Copy out each of the lines below word for word, with nothing changed.

[Stored items]
========================================
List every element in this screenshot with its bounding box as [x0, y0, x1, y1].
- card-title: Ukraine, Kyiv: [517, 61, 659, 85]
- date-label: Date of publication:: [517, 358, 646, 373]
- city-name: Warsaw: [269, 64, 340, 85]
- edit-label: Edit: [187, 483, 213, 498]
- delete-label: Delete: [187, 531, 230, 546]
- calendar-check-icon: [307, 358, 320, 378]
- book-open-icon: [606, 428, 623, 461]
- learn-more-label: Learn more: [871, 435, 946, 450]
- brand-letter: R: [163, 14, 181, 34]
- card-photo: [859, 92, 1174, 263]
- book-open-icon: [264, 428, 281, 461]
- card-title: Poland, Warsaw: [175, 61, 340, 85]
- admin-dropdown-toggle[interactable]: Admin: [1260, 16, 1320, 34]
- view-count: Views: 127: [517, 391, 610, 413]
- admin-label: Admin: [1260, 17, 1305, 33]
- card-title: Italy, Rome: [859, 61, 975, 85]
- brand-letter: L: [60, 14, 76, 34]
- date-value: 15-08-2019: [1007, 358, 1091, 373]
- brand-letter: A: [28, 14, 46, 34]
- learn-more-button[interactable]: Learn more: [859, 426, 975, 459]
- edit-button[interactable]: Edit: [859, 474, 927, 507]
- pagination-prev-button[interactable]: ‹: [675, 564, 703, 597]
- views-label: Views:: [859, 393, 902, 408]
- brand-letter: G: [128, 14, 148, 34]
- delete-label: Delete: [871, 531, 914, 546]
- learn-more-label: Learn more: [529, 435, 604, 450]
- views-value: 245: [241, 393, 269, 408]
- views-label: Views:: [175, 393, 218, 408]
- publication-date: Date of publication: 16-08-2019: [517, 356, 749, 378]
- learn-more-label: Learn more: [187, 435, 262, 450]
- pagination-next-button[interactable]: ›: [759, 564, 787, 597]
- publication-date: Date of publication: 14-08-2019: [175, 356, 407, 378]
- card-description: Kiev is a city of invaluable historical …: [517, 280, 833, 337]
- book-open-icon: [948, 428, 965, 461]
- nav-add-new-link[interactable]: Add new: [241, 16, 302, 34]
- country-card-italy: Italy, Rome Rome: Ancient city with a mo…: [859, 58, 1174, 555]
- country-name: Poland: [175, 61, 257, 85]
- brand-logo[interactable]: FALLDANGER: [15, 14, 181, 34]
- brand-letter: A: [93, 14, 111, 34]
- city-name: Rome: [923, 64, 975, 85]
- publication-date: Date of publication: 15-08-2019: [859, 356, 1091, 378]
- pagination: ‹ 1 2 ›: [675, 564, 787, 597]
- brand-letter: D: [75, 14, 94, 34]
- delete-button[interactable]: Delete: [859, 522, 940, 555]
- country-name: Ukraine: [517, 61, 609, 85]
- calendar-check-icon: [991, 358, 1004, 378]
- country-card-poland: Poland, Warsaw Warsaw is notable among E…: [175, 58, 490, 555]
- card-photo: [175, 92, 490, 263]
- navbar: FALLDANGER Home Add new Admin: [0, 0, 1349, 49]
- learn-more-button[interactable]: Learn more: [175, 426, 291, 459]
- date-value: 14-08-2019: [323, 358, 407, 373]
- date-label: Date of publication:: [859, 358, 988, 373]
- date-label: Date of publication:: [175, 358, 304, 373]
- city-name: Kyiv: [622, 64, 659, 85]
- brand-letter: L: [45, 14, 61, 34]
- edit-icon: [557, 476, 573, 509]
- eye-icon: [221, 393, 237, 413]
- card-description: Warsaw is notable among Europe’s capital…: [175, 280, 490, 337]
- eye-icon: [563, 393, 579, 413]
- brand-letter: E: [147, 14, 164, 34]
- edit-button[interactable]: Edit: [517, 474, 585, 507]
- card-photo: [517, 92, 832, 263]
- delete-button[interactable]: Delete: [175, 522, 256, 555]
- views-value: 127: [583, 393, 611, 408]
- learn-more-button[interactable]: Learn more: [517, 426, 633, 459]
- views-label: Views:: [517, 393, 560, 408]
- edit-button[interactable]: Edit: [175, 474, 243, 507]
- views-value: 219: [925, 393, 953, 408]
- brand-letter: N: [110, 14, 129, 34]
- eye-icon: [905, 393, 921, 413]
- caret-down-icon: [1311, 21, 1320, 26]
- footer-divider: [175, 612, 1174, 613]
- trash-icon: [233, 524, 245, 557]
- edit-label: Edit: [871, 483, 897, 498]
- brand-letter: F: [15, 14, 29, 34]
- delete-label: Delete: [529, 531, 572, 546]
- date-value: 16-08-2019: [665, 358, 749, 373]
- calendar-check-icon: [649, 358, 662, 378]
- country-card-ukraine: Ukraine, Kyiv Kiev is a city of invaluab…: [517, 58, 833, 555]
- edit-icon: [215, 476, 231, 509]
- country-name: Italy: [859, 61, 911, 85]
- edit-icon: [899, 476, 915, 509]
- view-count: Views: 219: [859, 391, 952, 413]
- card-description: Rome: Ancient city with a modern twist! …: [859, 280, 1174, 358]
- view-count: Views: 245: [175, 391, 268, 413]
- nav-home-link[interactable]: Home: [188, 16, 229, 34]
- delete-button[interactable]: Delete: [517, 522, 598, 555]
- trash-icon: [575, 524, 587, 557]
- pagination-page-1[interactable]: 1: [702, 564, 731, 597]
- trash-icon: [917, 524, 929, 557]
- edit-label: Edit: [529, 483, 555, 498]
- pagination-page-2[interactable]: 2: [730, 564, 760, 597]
========================================
- CORRECT RESPONSE
List every element in this screenshot with its bounding box as [x0, y0, x1, y1].
- card-title: Ukraine, Kyiv: [517, 61, 659, 85]
- date-label: Date of publication:: [517, 358, 646, 373]
- city-name: Warsaw: [269, 64, 340, 85]
- edit-label: Edit: [187, 483, 213, 498]
- delete-label: Delete: [187, 531, 230, 546]
- calendar-check-icon: [307, 358, 320, 378]
- book-open-icon: [606, 428, 623, 461]
- learn-more-label: Learn more: [871, 435, 946, 450]
- brand-letter: R: [163, 14, 181, 34]
- card-photo: [859, 92, 1174, 263]
- book-open-icon: [264, 428, 281, 461]
- card-title: Poland, Warsaw: [175, 61, 340, 85]
- admin-dropdown-toggle[interactable]: Admin: [1260, 16, 1320, 34]
- view-count: Views: 127: [517, 391, 610, 413]
- admin-label: Admin: [1260, 17, 1305, 33]
- card-title: Italy, Rome: [859, 61, 975, 85]
- brand-letter: L: [60, 14, 76, 34]
- date-value: 15-08-2019: [1007, 358, 1091, 373]
- brand-letter: A: [28, 14, 46, 34]
- learn-more-button[interactable]: Learn more: [859, 426, 975, 459]
- edit-button[interactable]: Edit: [859, 474, 927, 507]
- pagination-prev-button[interactable]: ‹: [675, 564, 703, 597]
- views-label: Views:: [859, 393, 902, 408]
- brand-letter: G: [128, 14, 148, 34]
- delete-label: Delete: [871, 531, 914, 546]
- learn-more-label: Learn more: [529, 435, 604, 450]
- views-value: 245: [241, 393, 269, 408]
- views-label: Views:: [175, 393, 218, 408]
- publication-date: Date of publication: 16-08-2019: [517, 356, 749, 378]
- learn-more-label: Learn more: [187, 435, 262, 450]
- pagination-next-button[interactable]: ›: [759, 564, 787, 597]
- publication-date: Date of publication: 14-08-2019: [175, 356, 407, 378]
- card-description: Kiev is a city of invaluable historical …: [517, 280, 833, 337]
- book-open-icon: [948, 428, 965, 461]
- nav-add-new-link[interactable]: Add new: [241, 16, 302, 34]
- country-card-italy: Italy, Rome Rome: Ancient city with a mo…: [859, 58, 1174, 555]
- country-name: Poland: [175, 61, 257, 85]
- brand-logo[interactable]: FALLDANGER: [15, 14, 181, 34]
- brand-letter: A: [93, 14, 111, 34]
- city-name: Rome: [923, 64, 975, 85]
- publication-date: Date of publication: 15-08-2019: [859, 356, 1091, 378]
- pagination: ‹ 1 2 ›: [675, 564, 787, 597]
- brand-letter: D: [75, 14, 94, 34]
- delete-button[interactable]: Delete: [859, 522, 940, 555]
- country-name: Ukraine: [517, 61, 609, 85]
- calendar-check-icon: [991, 358, 1004, 378]
- country-card-poland: Poland, Warsaw Warsaw is notable among E…: [175, 58, 490, 555]
- card-photo: [175, 92, 490, 263]
- navbar: FALLDANGER Home Add new Admin: [0, 0, 1349, 49]
- learn-more-button[interactable]: Learn more: [175, 426, 291, 459]
- date-value: 14-08-2019: [323, 358, 407, 373]
- date-label: Date of publication:: [859, 358, 988, 373]
- date-label: Date of publication:: [175, 358, 304, 373]
- city-name: Kyiv: [622, 64, 659, 85]
- brand-letter: L: [45, 14, 61, 34]
- edit-icon: [557, 476, 573, 509]
- eye-icon: [221, 393, 237, 413]
- card-description: Warsaw is notable among Europe’s capital…: [175, 280, 490, 337]
- eye-icon: [563, 393, 579, 413]
- brand-letter: E: [147, 14, 164, 34]
- edit-button[interactable]: Edit: [517, 474, 585, 507]
- card-photo: [517, 92, 832, 263]
- delete-button[interactable]: Delete: [175, 522, 256, 555]
- views-value: 127: [583, 393, 611, 408]
- learn-more-button[interactable]: Learn more: [517, 426, 633, 459]
- views-label: Views:: [517, 393, 560, 408]
- edit-button[interactable]: Edit: [175, 474, 243, 507]
- views-value: 219: [925, 393, 953, 408]
- brand-letter: N: [110, 14, 129, 34]
- eye-icon: [905, 393, 921, 413]
- caret-down-icon: [1311, 21, 1320, 26]
- footer-divider: [175, 612, 1174, 613]
- trash-icon: [233, 524, 245, 557]
- edit-label: Edit: [871, 483, 897, 498]
- brand-letter: F: [15, 14, 29, 34]
- delete-label: Delete: [529, 531, 572, 546]
- date-value: 16-08-2019: [665, 358, 749, 373]
- calendar-check-icon: [649, 358, 662, 378]
- country-card-ukraine: Ukraine, Kyiv Kiev is a city of invaluab…: [517, 58, 833, 555]
- edit-icon: [215, 476, 231, 509]
- country-name: Italy: [859, 61, 911, 85]
- edit-icon: [899, 476, 915, 509]
- view-count: Views: 219: [859, 391, 952, 413]
- card-description: Rome: Ancient city with a modern twist! …: [859, 280, 1174, 358]
- view-count: Views: 245: [175, 391, 268, 413]
- nav-home-link[interactable]: Home: [188, 16, 229, 34]
- delete-button[interactable]: Delete: [517, 522, 598, 555]
- trash-icon: [575, 524, 587, 557]
- pagination-page-1[interactable]: 1: [702, 564, 731, 597]
- trash-icon: [917, 524, 929, 557]
- edit-label: Edit: [529, 483, 555, 498]
- pagination-page-2[interactable]: 2: [730, 564, 760, 597]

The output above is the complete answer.